→ **Objective**:
Your task is to repeat all of the material exactly.

— Begin Data rows —

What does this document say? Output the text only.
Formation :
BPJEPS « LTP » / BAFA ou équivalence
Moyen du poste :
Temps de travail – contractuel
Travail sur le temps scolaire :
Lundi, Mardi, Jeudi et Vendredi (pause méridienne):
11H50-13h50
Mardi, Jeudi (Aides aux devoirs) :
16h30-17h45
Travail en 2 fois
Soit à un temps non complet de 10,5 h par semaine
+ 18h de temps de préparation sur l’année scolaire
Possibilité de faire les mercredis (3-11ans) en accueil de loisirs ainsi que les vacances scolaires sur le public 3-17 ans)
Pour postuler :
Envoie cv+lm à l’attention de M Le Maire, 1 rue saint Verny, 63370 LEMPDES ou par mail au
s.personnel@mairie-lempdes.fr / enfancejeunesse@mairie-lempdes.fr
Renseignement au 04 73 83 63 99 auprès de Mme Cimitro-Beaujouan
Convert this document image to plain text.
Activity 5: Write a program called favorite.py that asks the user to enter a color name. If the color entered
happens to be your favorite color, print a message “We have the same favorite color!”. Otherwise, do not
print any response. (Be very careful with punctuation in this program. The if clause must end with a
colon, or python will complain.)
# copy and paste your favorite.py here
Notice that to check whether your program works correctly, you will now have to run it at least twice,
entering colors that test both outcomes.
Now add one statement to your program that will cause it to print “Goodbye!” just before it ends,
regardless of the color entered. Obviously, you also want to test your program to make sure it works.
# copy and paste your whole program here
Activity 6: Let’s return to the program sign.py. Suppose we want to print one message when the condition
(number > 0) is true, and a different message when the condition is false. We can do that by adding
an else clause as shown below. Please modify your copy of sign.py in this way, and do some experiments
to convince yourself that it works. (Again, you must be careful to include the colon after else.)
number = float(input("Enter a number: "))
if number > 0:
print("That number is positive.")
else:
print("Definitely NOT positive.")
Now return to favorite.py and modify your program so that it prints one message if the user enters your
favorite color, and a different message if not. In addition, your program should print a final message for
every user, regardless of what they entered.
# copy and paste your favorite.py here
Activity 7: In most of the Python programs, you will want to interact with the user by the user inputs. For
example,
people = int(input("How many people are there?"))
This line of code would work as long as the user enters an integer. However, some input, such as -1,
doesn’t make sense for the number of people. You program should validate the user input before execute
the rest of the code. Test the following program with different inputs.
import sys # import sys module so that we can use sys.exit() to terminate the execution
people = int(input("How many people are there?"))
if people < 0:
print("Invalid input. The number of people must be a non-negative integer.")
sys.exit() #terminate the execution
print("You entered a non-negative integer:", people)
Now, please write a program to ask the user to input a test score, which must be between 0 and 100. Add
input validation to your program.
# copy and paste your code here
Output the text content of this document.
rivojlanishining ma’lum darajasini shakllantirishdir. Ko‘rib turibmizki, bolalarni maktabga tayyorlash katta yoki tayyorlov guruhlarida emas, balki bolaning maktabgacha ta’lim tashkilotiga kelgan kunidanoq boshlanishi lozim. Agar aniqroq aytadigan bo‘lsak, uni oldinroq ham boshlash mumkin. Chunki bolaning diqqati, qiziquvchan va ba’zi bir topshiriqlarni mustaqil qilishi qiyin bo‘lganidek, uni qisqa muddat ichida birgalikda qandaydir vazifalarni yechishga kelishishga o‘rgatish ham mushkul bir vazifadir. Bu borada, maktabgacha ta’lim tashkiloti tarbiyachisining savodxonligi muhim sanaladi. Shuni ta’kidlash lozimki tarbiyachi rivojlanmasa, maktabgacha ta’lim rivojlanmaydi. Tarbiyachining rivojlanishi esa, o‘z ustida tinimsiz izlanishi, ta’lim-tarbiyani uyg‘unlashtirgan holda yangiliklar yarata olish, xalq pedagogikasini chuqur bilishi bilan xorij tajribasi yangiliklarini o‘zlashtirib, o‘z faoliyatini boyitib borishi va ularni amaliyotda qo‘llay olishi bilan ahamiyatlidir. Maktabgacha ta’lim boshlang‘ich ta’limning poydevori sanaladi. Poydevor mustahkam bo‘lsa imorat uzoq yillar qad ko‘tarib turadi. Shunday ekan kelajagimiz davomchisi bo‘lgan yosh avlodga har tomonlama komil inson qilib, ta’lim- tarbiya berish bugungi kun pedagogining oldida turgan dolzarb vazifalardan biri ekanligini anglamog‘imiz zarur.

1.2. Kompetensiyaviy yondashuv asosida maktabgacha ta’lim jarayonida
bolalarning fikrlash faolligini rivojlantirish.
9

— End Data rows —

→ **Finished task**:
What does this document say? Output the text only.
Formation :
BPJEPS « LTP » / BAFA ou équivalence
Moyen du poste :
Temps de travail – contractuel
Travail sur le temps scolaire :
Lundi, Mardi, Jeudi et Vendredi (pause méridienne):
11H50-13h50
Mardi, Jeudi (Aides aux devoirs) :
16h30-17h45
Travail en 2 fois
Soit à un temps non complet de 10,5 h par semaine
+ 18h de temps de préparation sur l’année scolaire
Possibilité de faire les mercredis (3-11ans) en accueil de loisirs ainsi que les vacances scolaires sur le public 3-17 ans)
Pour postuler :
Envoie cv+lm à l’attention de M Le Maire, 1 rue saint Verny, 63370 LEMPDES ou par mail au
s.personnel@mairie-lempdes.fr / enfancejeunesse@mairie-lempdes.fr
Renseignement au 04 73 83 63 99 auprès de Mme Cimitro-Beaujouan
Convert this document image to plain text.
Activity 5: Write a program called favorite.py that asks the user to enter a color name. If the color entered
happens to be your favorite color, print a message “We have the same favorite color!”. Otherwise, do not
print any response. (Be very careful with punctuation in this program. The if clause must end with a
colon, or python will complain.)
# copy and paste your favorite.py here
Notice that to check whether your program works correctly, you will now have to run it at least twice,
entering colors that test both outcomes.
Now add one statement to your program that will cause it to print “Goodbye!” just before it ends,
regardless of the color entered. Obviously, you also want to test your program to make sure it works.
# copy and paste your whole program here
Activity 6: Let’s return to the program sign.py. Suppose we want to print one message when the condition
(number > 0) is true, and a different message when the condition is false. We can do that by adding
an else clause as shown below. Please modify your copy of sign.py in this way, and do some experiments
to convince yourself that it works. (Again, you must be careful to include the colon after else.)
number = float(input("Enter a number: "))
if number > 0:
print("That number is positive.")
else:
print("Definitely NOT positive.")
Now return to favorite.py and modify your program so that it prints one message if the user enters your
favorite color, and a different message if not. In addition, your program should print a final message for
every user, regardless of what they entered.
# copy and paste your favorite.py here
Activity 7: In most of the Python programs, you will want to interact with the user by the user inputs. For
example,
people = int(input("How many people are there?"))
This line of code would work as long as the user enters an integer. However, some input, such as -1,
doesn’t make sense for the number of people. You program should validate the user input before execute
the rest of the code. Test the following program with different inputs.
import sys # import sys module so that we can use sys.exit() to terminate the execution
people = int(input("How many people are there?"))
if people < 0:
print("Invalid input. The number of people must be a non-negative integer.")
sys.exit() #terminate the execution
print("You entered a non-negative integer:", people)
Now, please write a program to ask the user to input a test score, which must be between 0 and 100. Add
input validation to your program.
# copy and paste your code here
Output the text content of this document.
rivojlanishining ma’lum darajasini shakllantirishdir. Ko‘rib turibmizki, bolalarni maktabga tayyorlash katta yoki tayyorlov guruhlarida emas, balki bolaning maktabgacha ta’lim tashkilotiga kelgan kunidanoq boshlanishi lozim. Agar aniqroq aytadigan bo‘lsak, uni oldinroq ham boshlash mumkin. Chunki bolaning diqqati, qiziquvchan va ba’zi bir topshiriqlarni mustaqil qilishi qiyin bo‘lganidek, uni qisqa muddat ichida birgalikda qandaydir vazifalarni yechishga kelishishga o‘rgatish ham mushkul bir vazifadir. Bu borada, maktabgacha ta’lim tashkiloti tarbiyachisining savodxonligi muhim sanaladi. Shuni ta’kidlash lozimki tarbiyachi rivojlanmasa, maktabgacha ta’lim rivojlanmaydi. Tarbiyachining rivojlanishi esa, o‘z ustida tinimsiz izlanishi, ta’lim-tarbiyani uyg‘unlashtirgan holda yangiliklar yarata olish, xalq pedagogikasini chuqur bilishi bilan xorij tajribasi yangiliklarini o‘zlashtirib, o‘z faoliyatini boyitib borishi va ularni amaliyotda qo‘llay olishi bilan ahamiyatlidir. Maktabgacha ta’lim boshlang‘ich ta’limning poydevori sanaladi. Poydevor mustahkam bo‘lsa imorat uzoq yillar qad ko‘tarib turadi. Shunday ekan kelajagimiz davomchisi bo‘lgan yosh avlodga har tomonlama komil inson qilib, ta’lim- tarbiya berish bugungi kun pedagogining oldida turgan dolzarb vazifalardan biri ekanligini anglamog‘imiz zarur.

1.2. Kompetensiyaviy yondashuv asosida maktabgacha ta’lim jarayonida
bolalarning fikrlash faolligini rivojlantirish.
9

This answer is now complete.